Selected passage
==================================================
In [1]:
import random
import pandas as pd
import matplotlib.pyplot as plt
from sklearn.linear_model import LogisticRegression
from sklearn.preprocessing import LabelEncoder

class FacultyData:
    def __init__(self, num_records=1000):
        self.num_records = num_records
        self.faculty_data = []
        self.df = None
        self.generate_data()

    def generate_data(self):
        designation_mapper = lambda exp: ("Professor", 1, 80000, 150000) if exp >= 20 else ("Associate Professor", 2, 50000, 80000) if exp >= 10 else ("Assistant Professor", 3, 30000, 50000)
        salary_mapper = lambda min_salary, max_salary: random.randint(min_salary, max_salary)
        patents_mapper = lambda publications: publications // 5

        for i in range(1, self.num_records + 1):
            experience = random.randint(1, 40)
            age = experience + random.randint(25, 35)
            designation, factor, min_salary, max_salary = designation_mapper(experience)
            salary = salary_mapper(min_salary, max_salary)
            publications = random.randint(1, 50)
            patents = patents_mapper(publications)
            gender = random.choice(["Male", "Female"])
==================================================
(Spatial annotation entries)
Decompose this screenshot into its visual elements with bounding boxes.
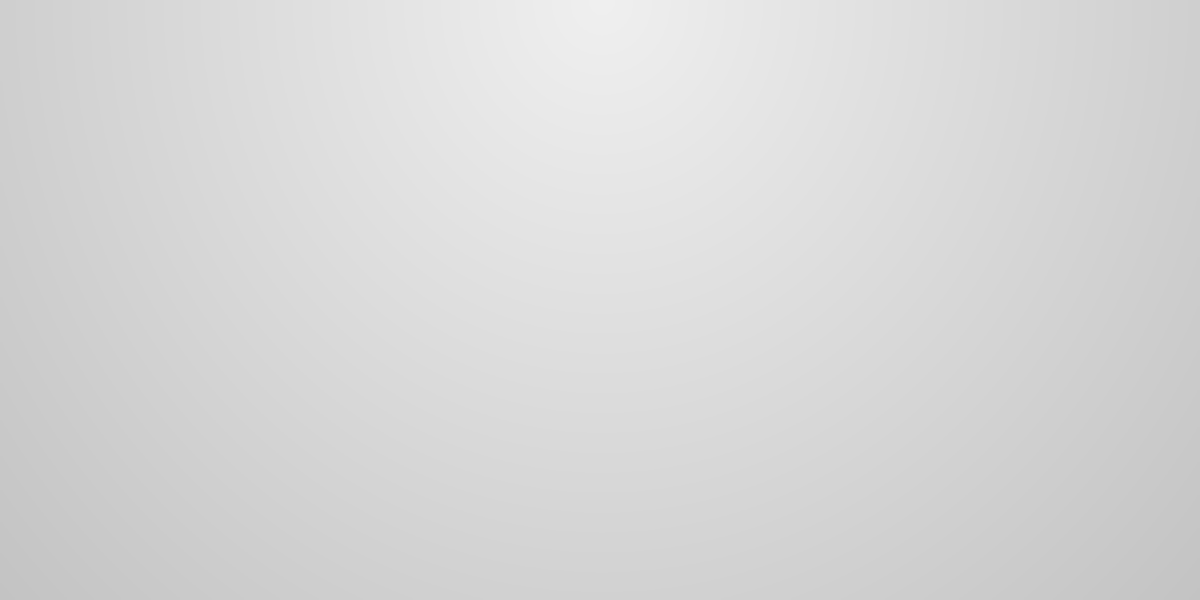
Bar (614, 444, 677, 536)
Bar (331, 505, 394, 536)
Y-axis label: Market Size in USD Billion: Market Size in USD Billion (20, 181, 38, 413)
Bar (836, 453, 898, 536)
Bar (995, 523, 1057, 536)
Bar (1057, 479, 1120, 536)
Bar (552, 516, 614, 536)
Bar (109, 383, 172, 536)
Text: 3.5: 3.5 (100, 365, 130, 383)
Bar (774, 514, 836, 536)
Text: Emerging Non-Volatile Memory Market, By Technology Type, 2023 & 2032: Emerging Non-Volatile Memory Market, By … (50, 21, 1022, 47)
Bar (394, 397, 455, 536)
Bar (172, 122, 234, 536)
Legend: 2023, 2032: 2023, 2032 (760, 66, 967, 97)
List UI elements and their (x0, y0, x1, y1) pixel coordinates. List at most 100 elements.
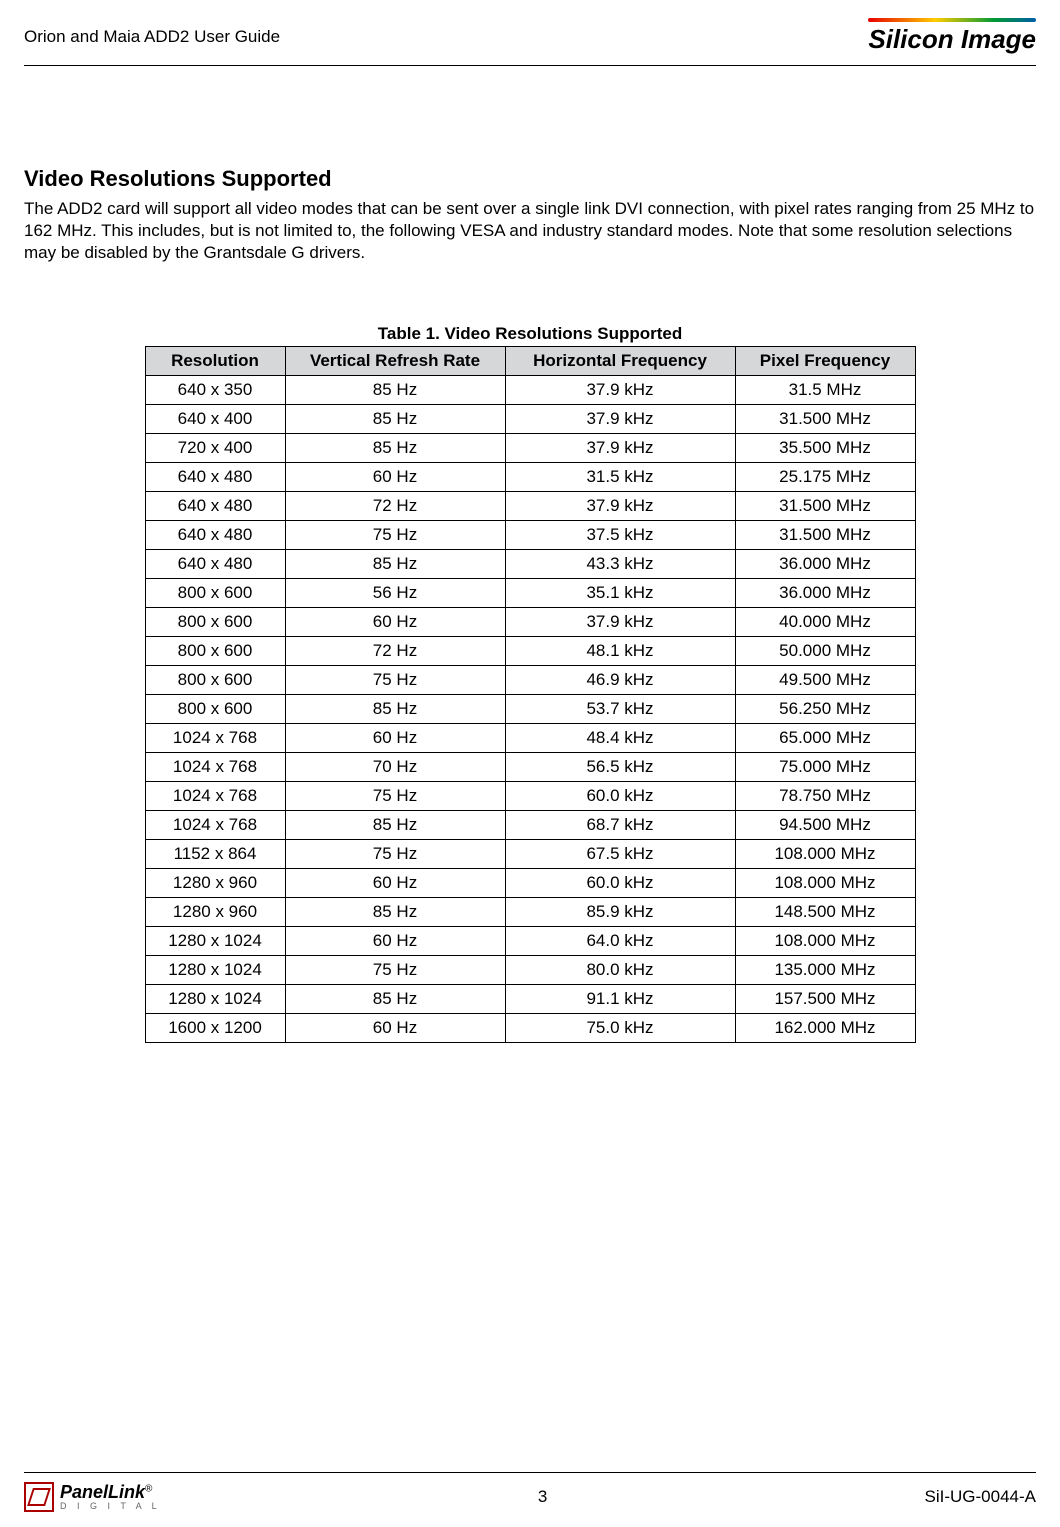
table-cell: 640 x 350 (145, 376, 285, 405)
page-header: Orion and Maia ADD2 User Guide Silicon I… (24, 18, 1036, 61)
table-cell: 60 Hz (285, 608, 505, 637)
table-row: 1280 x 102485 Hz91.1 kHz157.500 MHz (145, 985, 915, 1014)
table-cell: 25.175 MHz (735, 463, 915, 492)
table-cell: 48.1 kHz (505, 637, 735, 666)
table-row: 720 x 40085 Hz37.9 kHz35.500 MHz (145, 434, 915, 463)
table-cell: 72 Hz (285, 637, 505, 666)
document-code: SiI-UG-0044-A (925, 1487, 1036, 1507)
table-row: 1024 x 76875 Hz60.0 kHz78.750 MHz (145, 782, 915, 811)
table-cell: 37.9 kHz (505, 434, 735, 463)
table-cell: 75.0 kHz (505, 1014, 735, 1043)
table-header-row: ResolutionVertical Refresh RateHorizonta… (145, 347, 915, 376)
table-cell: 75 Hz (285, 521, 505, 550)
table-cell: 720 x 400 (145, 434, 285, 463)
table-cell: 85 Hz (285, 434, 505, 463)
table-cell: 56.250 MHz (735, 695, 915, 724)
table-cell: 640 x 400 (145, 405, 285, 434)
table-cell: 31.500 MHz (735, 492, 915, 521)
table-cell: 85 Hz (285, 811, 505, 840)
table-cell: 800 x 600 (145, 695, 285, 724)
table-row: 1024 x 76885 Hz68.7 kHz94.500 MHz (145, 811, 915, 840)
table-cell: 85.9 kHz (505, 898, 735, 927)
table-cell: 53.7 kHz (505, 695, 735, 724)
table-cell: 60 Hz (285, 927, 505, 956)
footer-logo: PanelLink® D I G I T A L (24, 1481, 161, 1513)
table-row: 1024 x 76860 Hz48.4 kHz65.000 MHz (145, 724, 915, 753)
table-row: 640 x 35085 Hz37.9 kHz31.5 MHz (145, 376, 915, 405)
table-cell: 135.000 MHz (735, 956, 915, 985)
table-cell: 48.4 kHz (505, 724, 735, 753)
table-cell: 800 x 600 (145, 666, 285, 695)
table-cell: 148.500 MHz (735, 898, 915, 927)
table-cell: 85 Hz (285, 898, 505, 927)
table-row: 640 x 48075 Hz37.5 kHz31.500 MHz (145, 521, 915, 550)
footer-logo-sub: D I G I T A L (60, 1502, 161, 1511)
table-caption: Table 1. Video Resolutions Supported (24, 324, 1036, 344)
table-cell: 56 Hz (285, 579, 505, 608)
table-cell: 60 Hz (285, 463, 505, 492)
table-cell: 800 x 600 (145, 608, 285, 637)
table-cell: 80.0 kHz (505, 956, 735, 985)
table-cell: 31.5 MHz (735, 376, 915, 405)
table-cell: 60 Hz (285, 724, 505, 753)
panellink-icon (24, 1482, 54, 1512)
table-cell: 85 Hz (285, 985, 505, 1014)
table-col-header: Resolution (145, 347, 285, 376)
table-row: 1600 x 120060 Hz75.0 kHz162.000 MHz (145, 1014, 915, 1043)
table-cell: 75 Hz (285, 840, 505, 869)
table-cell: 43.3 kHz (505, 550, 735, 579)
table-row: 640 x 48085 Hz43.3 kHz36.000 MHz (145, 550, 915, 579)
table-row: 1152 x 86475 Hz67.5 kHz108.000 MHz (145, 840, 915, 869)
table-cell: 108.000 MHz (735, 840, 915, 869)
table-row: 1280 x 96085 Hz85.9 kHz148.500 MHz (145, 898, 915, 927)
resolutions-table: ResolutionVertical Refresh RateHorizonta… (145, 346, 916, 1043)
table-cell: 640 x 480 (145, 492, 285, 521)
table-row: 1280 x 102460 Hz64.0 kHz108.000 MHz (145, 927, 915, 956)
table-cell: 1280 x 1024 (145, 927, 285, 956)
table-cell: 49.500 MHz (735, 666, 915, 695)
table-row: 1280 x 102475 Hz80.0 kHz135.000 MHz (145, 956, 915, 985)
table-cell: 35.1 kHz (505, 579, 735, 608)
table-cell: 36.000 MHz (735, 550, 915, 579)
table-col-header: Pixel Frequency (735, 347, 915, 376)
table-row: 800 x 60060 Hz37.9 kHz40.000 MHz (145, 608, 915, 637)
table-cell: 78.750 MHz (735, 782, 915, 811)
table-cell: 60.0 kHz (505, 869, 735, 898)
footer-divider (24, 1472, 1036, 1473)
section-heading: Video Resolutions Supported (24, 166, 1036, 192)
footer-logo-main: PanelLink (60, 1482, 145, 1502)
table-row: 1024 x 76870 Hz56.5 kHz75.000 MHz (145, 753, 915, 782)
table-cell: 1024 x 768 (145, 811, 285, 840)
table-cell: 1280 x 1024 (145, 985, 285, 1014)
table-cell: 37.9 kHz (505, 376, 735, 405)
table-cell: 68.7 kHz (505, 811, 735, 840)
table-cell: 31.500 MHz (735, 405, 915, 434)
table-row: 800 x 60075 Hz46.9 kHz49.500 MHz (145, 666, 915, 695)
table-cell: 108.000 MHz (735, 927, 915, 956)
table-col-header: Horizontal Frequency (505, 347, 735, 376)
page-footer: PanelLink® D I G I T A L 3 SiI-UG-0044-A (24, 1472, 1036, 1513)
table-cell: 85 Hz (285, 405, 505, 434)
table-cell: 31.500 MHz (735, 521, 915, 550)
table-cell: 60 Hz (285, 869, 505, 898)
table-cell: 65.000 MHz (735, 724, 915, 753)
table-cell: 36.000 MHz (735, 579, 915, 608)
document-title: Orion and Maia ADD2 User Guide (24, 27, 280, 47)
table-cell: 85 Hz (285, 550, 505, 579)
section-body: The ADD2 card will support all video mod… (24, 198, 1036, 264)
table-cell: 108.000 MHz (735, 869, 915, 898)
table-cell: 31.5 kHz (505, 463, 735, 492)
table-cell: 60 Hz (285, 1014, 505, 1043)
table-cell: 56.5 kHz (505, 753, 735, 782)
table-cell: 46.9 kHz (505, 666, 735, 695)
table-cell: 1280 x 1024 (145, 956, 285, 985)
table-cell: 1600 x 1200 (145, 1014, 285, 1043)
table-cell: 37.9 kHz (505, 492, 735, 521)
table-cell: 1280 x 960 (145, 898, 285, 927)
table-row: 640 x 48072 Hz37.9 kHz31.500 MHz (145, 492, 915, 521)
table-cell: 94.500 MHz (735, 811, 915, 840)
brand-logo: Silicon Image (868, 18, 1036, 55)
table-cell: 50.000 MHz (735, 637, 915, 666)
table-cell: 800 x 600 (145, 579, 285, 608)
table-cell: 40.000 MHz (735, 608, 915, 637)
==================================================
Exercise
In the faculty data code, what salary range is assigned to an Associate Professor?

Answer to the problem
From 50000 to 80000.